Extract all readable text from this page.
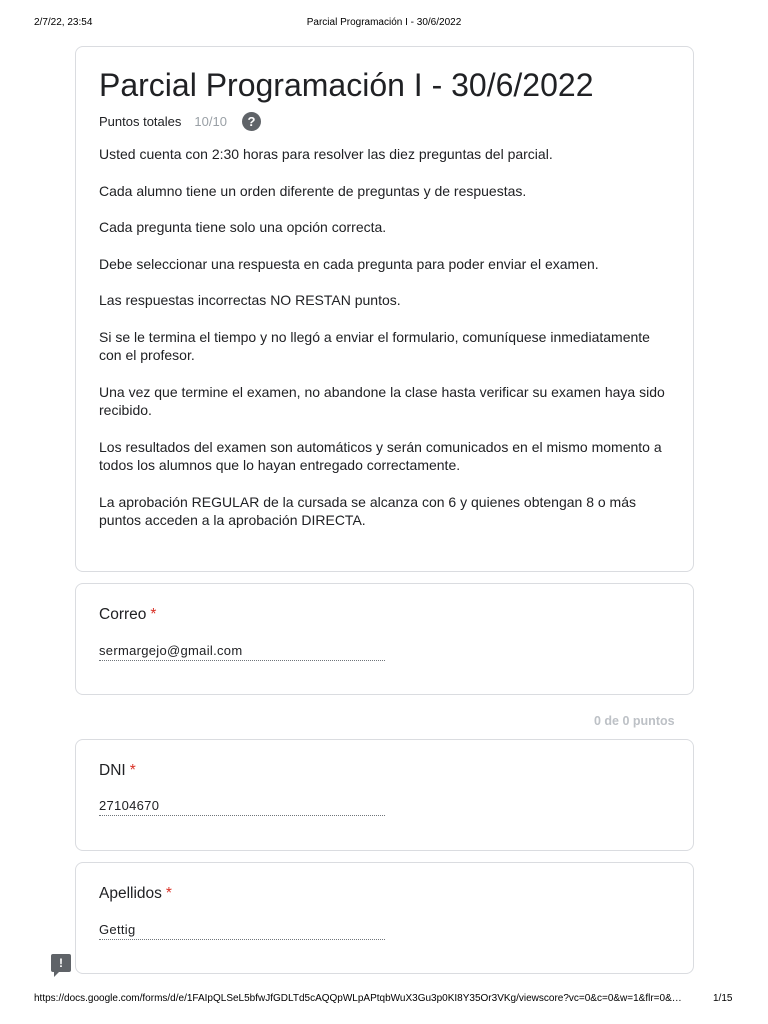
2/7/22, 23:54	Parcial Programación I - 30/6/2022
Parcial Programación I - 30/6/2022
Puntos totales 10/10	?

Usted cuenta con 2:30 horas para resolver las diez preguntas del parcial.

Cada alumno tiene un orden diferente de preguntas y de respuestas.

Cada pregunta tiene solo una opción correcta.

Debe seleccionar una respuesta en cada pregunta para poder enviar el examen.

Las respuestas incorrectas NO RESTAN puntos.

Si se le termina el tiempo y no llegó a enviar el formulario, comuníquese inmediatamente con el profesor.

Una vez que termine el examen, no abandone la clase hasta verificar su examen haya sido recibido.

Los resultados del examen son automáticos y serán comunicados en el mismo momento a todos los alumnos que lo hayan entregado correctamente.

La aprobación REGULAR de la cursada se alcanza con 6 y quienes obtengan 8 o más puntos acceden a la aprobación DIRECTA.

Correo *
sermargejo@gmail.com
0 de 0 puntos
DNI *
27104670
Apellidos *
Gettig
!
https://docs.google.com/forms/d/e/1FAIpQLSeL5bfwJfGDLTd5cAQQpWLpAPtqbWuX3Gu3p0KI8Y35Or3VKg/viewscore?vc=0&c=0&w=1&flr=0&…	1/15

##############################

§ Problem statement: Copy out the whole listing exactly, and don't carry over any pictures.

§ Correct output:
Extract all readable text from this page.
2/7/22, 23:54	Parcial Programación I - 30/6/2022
Parcial Programación I - 30/6/2022
Puntos totales 10/10	?

Usted cuenta con 2:30 horas para resolver las diez preguntas del parcial.

Cada alumno tiene un orden diferente de preguntas y de respuestas.

Cada pregunta tiene solo una opción correcta.

Debe seleccionar una respuesta en cada pregunta para poder enviar el examen.

Las respuestas incorrectas NO RESTAN puntos.

Si se le termina el tiempo y no llegó a enviar el formulario, comuníquese inmediatamente con el profesor.

Una vez que termine el examen, no abandone la clase hasta verificar su examen haya sido recibido.

Los resultados del examen son automáticos y serán comunicados en el mismo momento a todos los alumnos que lo hayan entregado correctamente.

La aprobación REGULAR de la cursada se alcanza con 6 y quienes obtengan 8 o más puntos acceden a la aprobación DIRECTA.

Correo *
sermargejo@gmail.com
0 de 0 puntos
DNI *
27104670
Apellidos *
Gettig
!
https://docs.google.com/forms/d/e/1FAIpQLSeL5bfwJfGDLTd5cAQQpWLpAPtqbWuX3Gu3p0KI8Y35Or3VKg/viewscore?vc=0&c=0&w=1&flr=0&…	1/15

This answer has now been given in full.